# What the task asks
All of the data should be repeated exactly; pictures are not part of the copy.

Entries taken from a collection
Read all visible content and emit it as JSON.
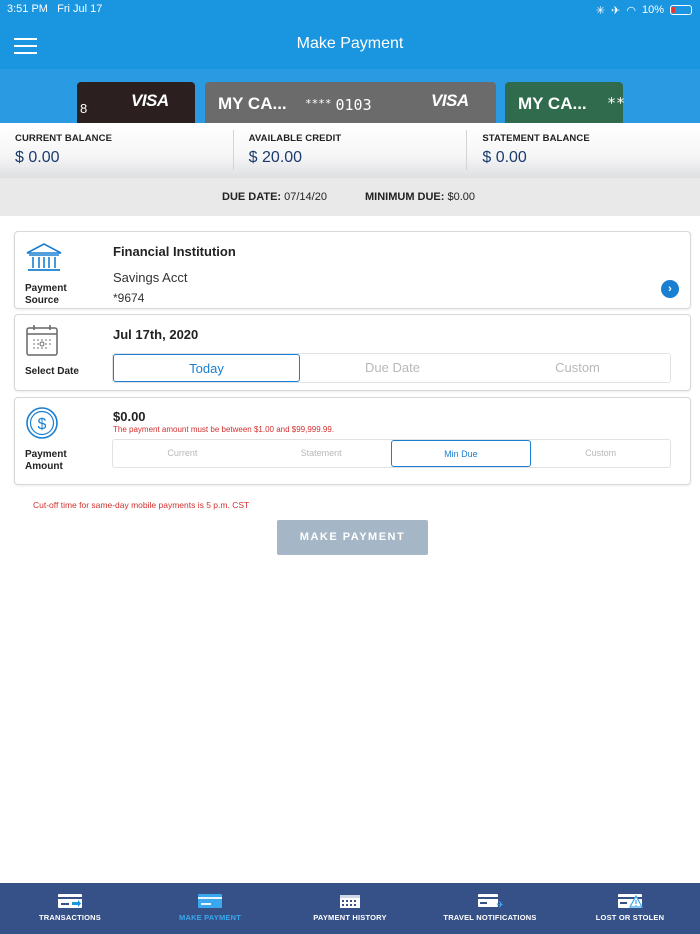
{
  "status_bar": {
    "time": "3:51 PM",
    "date": "Fri Jul 17",
    "battery": "10%"
  },
  "header": {
    "title": "Make Payment"
  },
  "cards": [
    {
      "partial_text": "8",
      "brand": "VISA"
    },
    {
      "name": "MY CA...",
      "masked": "****",
      "last4": "0103",
      "brand": "VISA"
    },
    {
      "name": "MY CA...",
      "masked": "**"
    }
  ],
  "balances": {
    "current": {
      "label": "CURRENT BALANCE",
      "value": "$ 0.00"
    },
    "available": {
      "label": "AVAILABLE CREDIT",
      "value": "$ 20.00"
    },
    "statement": {
      "label": "STATEMENT BALANCE",
      "value": "$ 0.00"
    }
  },
  "due": {
    "date_label": "DUE DATE:",
    "date_value": "07/14/20",
    "min_label": "MINIMUM DUE:",
    "min_value": "$0.00"
  },
  "payment_source": {
    "label": "Payment Source",
    "institution": "Financial Institution",
    "account": "Savings Acct",
    "number": "*9674"
  },
  "select_date": {
    "label": "Select Date",
    "date": "Jul 17th, 2020",
    "options": [
      "Today",
      "Due Date",
      "Custom"
    ],
    "selected": "Today"
  },
  "payment_amount": {
    "label": "Payment Amount",
    "amount": "$0.00",
    "error": "The payment amount must be between $1.00 and $99,999.99.",
    "options": [
      "Current",
      "Statement",
      "Min Due",
      "Custom"
    ],
    "selected": "Min Due"
  },
  "cutoff_note": "Cut-off time for same-day mobile payments is 5 p.m. CST",
  "make_payment_button": "MAKE PAYMENT",
  "tabs": [
    {
      "label": "TRANSACTIONS",
      "icon": "transactions-card-icon"
    },
    {
      "label": "MAKE PAYMENT",
      "icon": "payment-card-icon",
      "active": true
    },
    {
      "label": "PAYMENT HISTORY",
      "icon": "calendar-history-icon"
    },
    {
      "label": "TRAVEL NOTIFICATIONS",
      "icon": "travel-card-icon"
    },
    {
      "label": "LOST OR STOLEN",
      "icon": "warning-card-icon"
    }
  ],
  "colors": {
    "header": "#1a95e0",
    "accent": "#1a7fd1",
    "tabbar": "#365188",
    "error": "#d32f2f",
    "button": "#a5b6c6"
  }
}
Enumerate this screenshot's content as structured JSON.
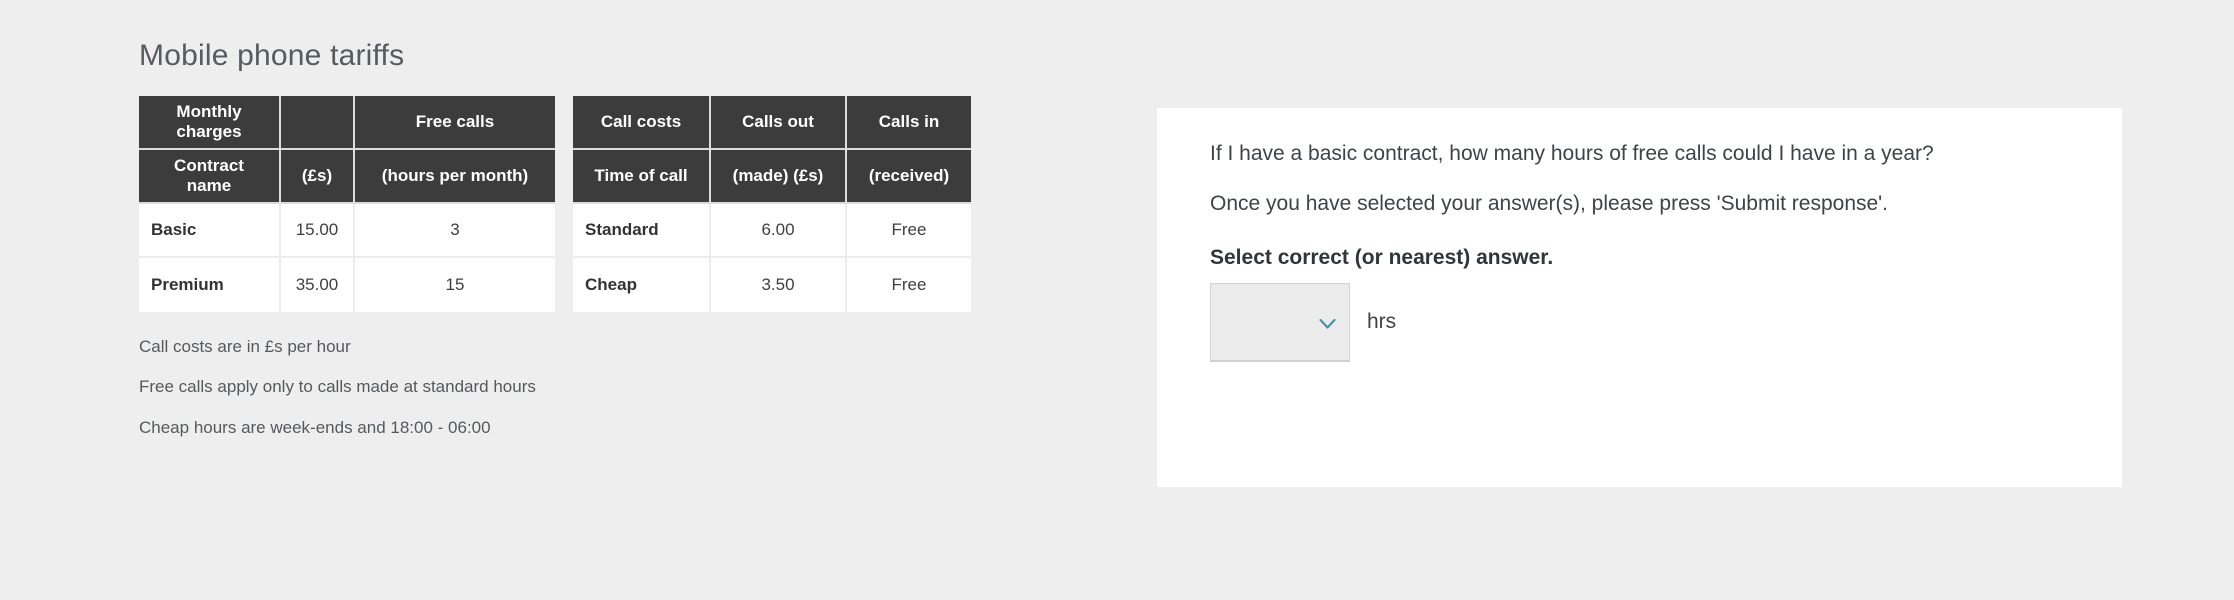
{
  "page": {
    "title": "Mobile phone tariffs",
    "background_color": "#eeeeee"
  },
  "tables": [
    {
      "name": "monthly-charges",
      "header_top": [
        "Monthly charges",
        "",
        "Free calls"
      ],
      "header_sub": [
        "Contract name",
        "(£s)",
        "(hours per month)"
      ],
      "rows": [
        [
          "Basic",
          "15.00",
          "3"
        ],
        [
          "Premium",
          "35.00",
          "15"
        ]
      ]
    },
    {
      "name": "call-costs",
      "header_top": [
        "Call costs",
        "Calls out",
        "Calls in"
      ],
      "header_sub": [
        "Time of call",
        "(made) (£s)",
        "(received)"
      ],
      "rows": [
        [
          "Standard",
          "6.00",
          "Free"
        ],
        [
          "Cheap",
          "3.50",
          "Free"
        ]
      ]
    }
  ],
  "notes": [
    "Call costs are in £s per hour",
    "Free calls apply only to calls made at standard hours",
    "Cheap hours are week-ends and 18:00 - 06:00"
  ],
  "question": {
    "text": "If I have a basic contract, how many hours of free calls could I have in a year?",
    "instruction": "Once you have selected your answer(s), please press 'Submit response'.",
    "prompt": "Select correct (or nearest) answer.",
    "answer": {
      "selected_value": "",
      "unit_label": "hrs",
      "chevron_icon": "chevron-down-icon",
      "chevron_color": "#4a91a8"
    }
  },
  "colors": {
    "header_cell": "#3c3c3c",
    "panel": "#ffffff",
    "text": "#3f4346"
  }
}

# Exercise response
Read all visible content and emit it as JSON.
{
  "status_bar": {
    "time": "3:51 PM",
    "date": "Fri Jul 17",
    "battery": "10%"
  },
  "header": {
    "title": "Make Payment"
  },
  "cards": [
    {
      "partial_text": "8",
      "brand": "VISA"
    },
    {
      "name": "MY CA...",
      "masked": "****",
      "last4": "0103",
      "brand": "VISA"
    },
    {
      "name": "MY CA...",
      "masked": "**"
    }
  ],
  "balances": {
    "current": {
      "label": "CURRENT BALANCE",
      "value": "$ 0.00"
    },
    "available": {
      "label": "AVAILABLE CREDIT",
      "value": "$ 20.00"
    },
    "statement": {
      "label": "STATEMENT BALANCE",
      "value": "$ 0.00"
    }
  },
  "due": {
    "date_label": "DUE DATE:",
    "date_value": "07/14/20",
    "min_label": "MINIMUM DUE:",
    "min_value": "$0.00"
  },
  "payment_source": {
    "label": "Payment Source",
    "institution": "Financial Institution",
    "account": "Savings Acct",
    "number": "*9674"
  },
  "select_date": {
    "label": "Select Date",
    "date": "Jul 17th, 2020",
    "options": [
      "Today",
      "Due Date",
      "Custom"
    ],
    "selected": "Today"
  },
  "payment_amount": {
    "label": "Payment Amount",
    "amount": "$0.00",
    "error": "The payment amount must be between $1.00 and $99,999.99.",
    "options": [
      "Current",
      "Statement",
      "Min Due",
      "Custom"
    ],
    "selected": "Min Due"
  },
  "cutoff_note": "Cut-off time for same-day mobile payments is 5 p.m. CST",
  "make_payment_button": "MAKE PAYMENT",
  "tabs": [
    {
      "label": "TRANSACTIONS",
      "icon": "transactions-card-icon"
    },
    {
      "label": "MAKE PAYMENT",
      "icon": "payment-card-icon",
      "active": true
    },
    {
      "label": "PAYMENT HISTORY",
      "icon": "calendar-history-icon"
    },
    {
      "label": "TRAVEL NOTIFICATIONS",
      "icon": "travel-card-icon"
    },
    {
      "label": "LOST OR STOLEN",
      "icon": "warning-card-icon"
    }
  ],
  "colors": {
    "header": "#1a95e0",
    "accent": "#1a7fd1",
    "tabbar": "#365188",
    "error": "#d32f2f",
    "button": "#a5b6c6"
  }
}
Enumerate this screenshot's content as structured JSON.
{
  "page": {
    "title": "Mobile phone tariffs",
    "background_color": "#eeeeee"
  },
  "tables": [
    {
      "name": "monthly-charges",
      "header_top": [
        "Monthly charges",
        "",
        "Free calls"
      ],
      "header_sub": [
        "Contract name",
        "(£s)",
        "(hours per month)"
      ],
      "rows": [
        [
          "Basic",
          "15.00",
          "3"
        ],
        [
          "Premium",
          "35.00",
          "15"
        ]
      ]
    },
    {
      "name": "call-costs",
      "header_top": [
        "Call costs",
        "Calls out",
        "Calls in"
      ],
      "header_sub": [
        "Time of call",
        "(made) (£s)",
        "(received)"
      ],
      "rows": [
        [
          "Standard",
          "6.00",
          "Free"
        ],
        [
          "Cheap",
          "3.50",
          "Free"
        ]
      ]
    }
  ],
  "notes": [
    "Call costs are in £s per hour",
    "Free calls apply only to calls made at standard hours",
    "Cheap hours are week-ends and 18:00 - 06:00"
  ],
  "question": {
    "text": "If I have a basic contract, how many hours of free calls could I have in a year?",
    "instruction": "Once you have selected your answer(s), please press 'Submit response'.",
    "prompt": "Select correct (or nearest) answer.",
    "answer": {
      "selected_value": "",
      "unit_label": "hrs",
      "chevron_icon": "chevron-down-icon",
      "chevron_color": "#4a91a8"
    }
  },
  "colors": {
    "header_cell": "#3c3c3c",
    "panel": "#ffffff",
    "text": "#3f4346"
  }
}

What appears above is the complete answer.